YOUR INSTRUCTIONS →
Return all of the data exactly as given.

'''

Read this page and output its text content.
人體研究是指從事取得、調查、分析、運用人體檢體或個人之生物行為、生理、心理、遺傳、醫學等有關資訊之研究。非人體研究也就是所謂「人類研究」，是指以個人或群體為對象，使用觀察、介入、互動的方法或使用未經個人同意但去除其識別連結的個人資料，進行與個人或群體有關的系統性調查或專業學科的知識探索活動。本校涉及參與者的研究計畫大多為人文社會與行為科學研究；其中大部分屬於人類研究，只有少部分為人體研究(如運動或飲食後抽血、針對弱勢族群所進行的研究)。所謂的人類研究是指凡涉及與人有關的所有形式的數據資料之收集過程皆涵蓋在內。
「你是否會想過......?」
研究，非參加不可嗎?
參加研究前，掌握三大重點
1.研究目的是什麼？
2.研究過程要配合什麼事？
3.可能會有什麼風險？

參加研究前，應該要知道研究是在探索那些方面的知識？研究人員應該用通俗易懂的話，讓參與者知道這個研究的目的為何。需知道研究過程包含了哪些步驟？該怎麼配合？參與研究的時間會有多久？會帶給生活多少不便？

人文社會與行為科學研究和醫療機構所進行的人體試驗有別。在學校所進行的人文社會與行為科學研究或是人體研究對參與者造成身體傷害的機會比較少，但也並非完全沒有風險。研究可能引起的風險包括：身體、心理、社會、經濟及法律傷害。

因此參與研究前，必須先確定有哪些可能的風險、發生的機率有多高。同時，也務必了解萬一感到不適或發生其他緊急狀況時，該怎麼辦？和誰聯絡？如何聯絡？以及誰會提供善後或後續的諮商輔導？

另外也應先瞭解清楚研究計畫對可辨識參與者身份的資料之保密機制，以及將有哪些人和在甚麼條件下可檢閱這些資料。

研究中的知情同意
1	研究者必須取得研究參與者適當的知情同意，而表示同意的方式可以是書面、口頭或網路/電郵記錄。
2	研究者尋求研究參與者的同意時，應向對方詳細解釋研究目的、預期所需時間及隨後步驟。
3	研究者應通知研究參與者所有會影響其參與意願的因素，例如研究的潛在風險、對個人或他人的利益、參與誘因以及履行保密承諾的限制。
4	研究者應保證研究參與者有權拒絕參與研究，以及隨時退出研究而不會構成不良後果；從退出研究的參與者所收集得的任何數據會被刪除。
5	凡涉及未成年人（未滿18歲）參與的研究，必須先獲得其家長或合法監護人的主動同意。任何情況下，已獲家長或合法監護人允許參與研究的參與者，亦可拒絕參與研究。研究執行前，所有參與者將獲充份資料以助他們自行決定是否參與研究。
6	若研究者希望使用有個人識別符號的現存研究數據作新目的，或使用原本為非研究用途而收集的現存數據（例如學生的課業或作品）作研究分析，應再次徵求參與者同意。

'''

WRITTEN ANSWER →
Read this page and output its text content.
人體研究是指從事取得、調查、分析、運用人體檢體或個人之生物行為、生理、心理、遺傳、醫學等有關資訊之研究。非人體研究也就是所謂「人類研究」，是指以個人或群體為對象，使用觀察、介入、互動的方法或使用未經個人同意但去除其識別連結的個人資料，進行與個人或群體有關的系統性調查或專業學科的知識探索活動。本校涉及參與者的研究計畫大多為人文社會與行為科學研究；其中大部分屬於人類研究，只有少部分為人體研究(如運動或飲食後抽血、針對弱勢族群所進行的研究)。所謂的人類研究是指凡涉及與人有關的所有形式的數據資料之收集過程皆涵蓋在內。
「你是否會想過......?」
研究，非參加不可嗎?
參加研究前，掌握三大重點
1.研究目的是什麼？
2.研究過程要配合什麼事？
3.可能會有什麼風險？

參加研究前，應該要知道研究是在探索那些方面的知識？研究人員應該用通俗易懂的話，讓參與者知道這個研究的目的為何。需知道研究過程包含了哪些步驟？該怎麼配合？參與研究的時間會有多久？會帶給生活多少不便？

人文社會與行為科學研究和醫療機構所進行的人體試驗有別。在學校所進行的人文社會與行為科學研究或是人體研究對參與者造成身體傷害的機會比較少，但也並非完全沒有風險。研究可能引起的風險包括：身體、心理、社會、經濟及法律傷害。

因此參與研究前，必須先確定有哪些可能的風險、發生的機率有多高。同時，也務必了解萬一感到不適或發生其他緊急狀況時，該怎麼辦？和誰聯絡？如何聯絡？以及誰會提供善後或後續的諮商輔導？

另外也應先瞭解清楚研究計畫對可辨識參與者身份的資料之保密機制，以及將有哪些人和在甚麼條件下可檢閱這些資料。

研究中的知情同意
1	研究者必須取得研究參與者適當的知情同意，而表示同意的方式可以是書面、口頭或網路/電郵記錄。
2	研究者尋求研究參與者的同意時，應向對方詳細解釋研究目的、預期所需時間及隨後步驟。
3	研究者應通知研究參與者所有會影響其參與意願的因素，例如研究的潛在風險、對個人或他人的利益、參與誘因以及履行保密承諾的限制。
4	研究者應保證研究參與者有權拒絕參與研究，以及隨時退出研究而不會構成不良後果；從退出研究的參與者所收集得的任何數據會被刪除。
5	凡涉及未成年人（未滿18歲）參與的研究，必須先獲得其家長或合法監護人的主動同意。任何情況下，已獲家長或合法監護人允許參與研究的參與者，亦可拒絕參與研究。研究執行前，所有參與者將獲充份資料以助他們自行決定是否參與研究。
6	若研究者希望使用有個人識別符號的現存研究數據作新目的，或使用原本為非研究用途而收集的現存數據（例如學生的課業或作品）作研究分析，應再次徵求參與者同意。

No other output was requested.